▶ **Required work**:
Write every record out again exactly as given.

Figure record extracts
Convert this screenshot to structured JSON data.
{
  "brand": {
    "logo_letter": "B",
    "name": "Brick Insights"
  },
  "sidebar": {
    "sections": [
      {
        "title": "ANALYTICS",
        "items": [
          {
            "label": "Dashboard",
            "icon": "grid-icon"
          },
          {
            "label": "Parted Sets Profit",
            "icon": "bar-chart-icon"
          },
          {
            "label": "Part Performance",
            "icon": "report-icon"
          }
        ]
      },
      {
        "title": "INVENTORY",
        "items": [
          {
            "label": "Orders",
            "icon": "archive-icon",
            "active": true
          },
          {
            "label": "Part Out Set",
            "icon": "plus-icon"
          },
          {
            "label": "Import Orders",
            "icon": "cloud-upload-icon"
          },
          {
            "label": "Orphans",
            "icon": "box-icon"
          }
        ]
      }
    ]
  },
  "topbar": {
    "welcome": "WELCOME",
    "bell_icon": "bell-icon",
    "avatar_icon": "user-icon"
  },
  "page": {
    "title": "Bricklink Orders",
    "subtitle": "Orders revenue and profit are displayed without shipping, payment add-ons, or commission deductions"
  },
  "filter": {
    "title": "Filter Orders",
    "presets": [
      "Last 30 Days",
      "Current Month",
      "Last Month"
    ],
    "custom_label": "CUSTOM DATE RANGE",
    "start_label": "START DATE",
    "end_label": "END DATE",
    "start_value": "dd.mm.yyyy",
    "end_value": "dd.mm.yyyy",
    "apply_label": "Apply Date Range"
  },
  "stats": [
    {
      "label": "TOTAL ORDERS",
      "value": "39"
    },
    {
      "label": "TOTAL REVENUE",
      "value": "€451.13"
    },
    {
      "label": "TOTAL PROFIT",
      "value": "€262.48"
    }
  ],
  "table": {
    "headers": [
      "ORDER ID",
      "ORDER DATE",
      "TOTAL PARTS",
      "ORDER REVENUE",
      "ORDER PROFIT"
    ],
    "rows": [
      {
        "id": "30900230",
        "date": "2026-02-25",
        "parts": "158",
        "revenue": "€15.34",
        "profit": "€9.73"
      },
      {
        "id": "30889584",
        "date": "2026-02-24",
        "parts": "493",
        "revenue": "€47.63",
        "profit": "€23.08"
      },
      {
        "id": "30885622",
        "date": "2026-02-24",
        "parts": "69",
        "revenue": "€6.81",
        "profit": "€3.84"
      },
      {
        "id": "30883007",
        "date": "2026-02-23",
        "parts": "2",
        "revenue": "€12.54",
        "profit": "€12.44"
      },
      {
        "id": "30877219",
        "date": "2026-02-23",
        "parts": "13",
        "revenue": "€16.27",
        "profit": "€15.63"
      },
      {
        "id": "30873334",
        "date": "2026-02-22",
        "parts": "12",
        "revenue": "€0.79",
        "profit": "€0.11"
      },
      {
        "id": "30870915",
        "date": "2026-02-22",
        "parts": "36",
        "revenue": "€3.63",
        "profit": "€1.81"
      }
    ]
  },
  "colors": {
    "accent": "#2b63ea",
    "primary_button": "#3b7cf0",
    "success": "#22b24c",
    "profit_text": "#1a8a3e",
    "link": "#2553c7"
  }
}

▶ **Answer for the task**:
Convert this screenshot to structured JSON data.
{
  "brand": {
    "logo_letter": "B",
    "name": "Brick Insights"
  },
  "sidebar": {
    "sections": [
      {
        "title": "ANALYTICS",
        "items": [
          {
            "label": "Dashboard",
            "icon": "grid-icon"
          },
          {
            "label": "Parted Sets Profit",
            "icon": "bar-chart-icon"
          },
          {
            "label": "Part Performance",
            "icon": "report-icon"
          }
        ]
      },
      {
        "title": "INVENTORY",
        "items": [
          {
            "label": "Orders",
            "icon": "archive-icon",
            "active": true
          },
          {
            "label": "Part Out Set",
            "icon": "plus-icon"
          },
          {
            "label": "Import Orders",
            "icon": "cloud-upload-icon"
          },
          {
            "label": "Orphans",
            "icon": "box-icon"
          }
        ]
      }
    ]
  },
  "topbar": {
    "welcome": "WELCOME",
    "bell_icon": "bell-icon",
    "avatar_icon": "user-icon"
  },
  "page": {
    "title": "Bricklink Orders",
    "subtitle": "Orders revenue and profit are displayed without shipping, payment add-ons, or commission deductions"
  },
  "filter": {
    "title": "Filter Orders",
    "presets": [
      "Last 30 Days",
      "Current Month",
      "Last Month"
    ],
    "custom_label": "CUSTOM DATE RANGE",
    "start_label": "START DATE",
    "end_label": "END DATE",
    "start_value": "dd.mm.yyyy",
    "end_value": "dd.mm.yyyy",
    "apply_label": "Apply Date Range"
  },
  "stats": [
    {
      "label": "TOTAL ORDERS",
      "value": "39"
    },
    {
      "label": "TOTAL REVENUE",
      "value": "€451.13"
    },
    {
      "label": "TOTAL PROFIT",
      "value": "€262.48"
    }
  ],
  "table": {
    "headers": [
      "ORDER ID",
      "ORDER DATE",
      "TOTAL PARTS",
      "ORDER REVENUE",
      "ORDER PROFIT"
    ],
    "rows": [
      {
        "id": "30900230",
        "date": "2026-02-25",
        "parts": "158",
        "revenue": "€15.34",
        "profit": "€9.73"
      },
      {
        "id": "30889584",
        "date": "2026-02-24",
        "parts": "493",
        "revenue": "€47.63",
        "profit": "€23.08"
      },
      {
        "id": "30885622",
        "date": "2026-02-24",
        "parts": "69",
        "revenue": "€6.81",
        "profit": "€3.84"
      },
      {
        "id": "30883007",
        "date": "2026-02-23",
        "parts": "2",
        "revenue": "€12.54",
        "profit": "€12.44"
      },
      {
        "id": "30877219",
        "date": "2026-02-23",
        "parts": "13",
        "revenue": "€16.27",
        "profit": "€15.63"
      },
      {
        "id": "30873334",
        "date": "2026-02-22",
        "parts": "12",
        "revenue": "€0.79",
        "profit": "€0.11"
      },
      {
        "id": "30870915",
        "date": "2026-02-22",
        "parts": "36",
        "revenue": "€3.63",
        "profit": "€1.81"
      }
    ]
  },
  "colors": {
    "accent": "#2b63ea",
    "primary_button": "#3b7cf0",
    "success": "#22b24c",
    "profit_text": "#1a8a3e",
    "link": "#2553c7"
  }
}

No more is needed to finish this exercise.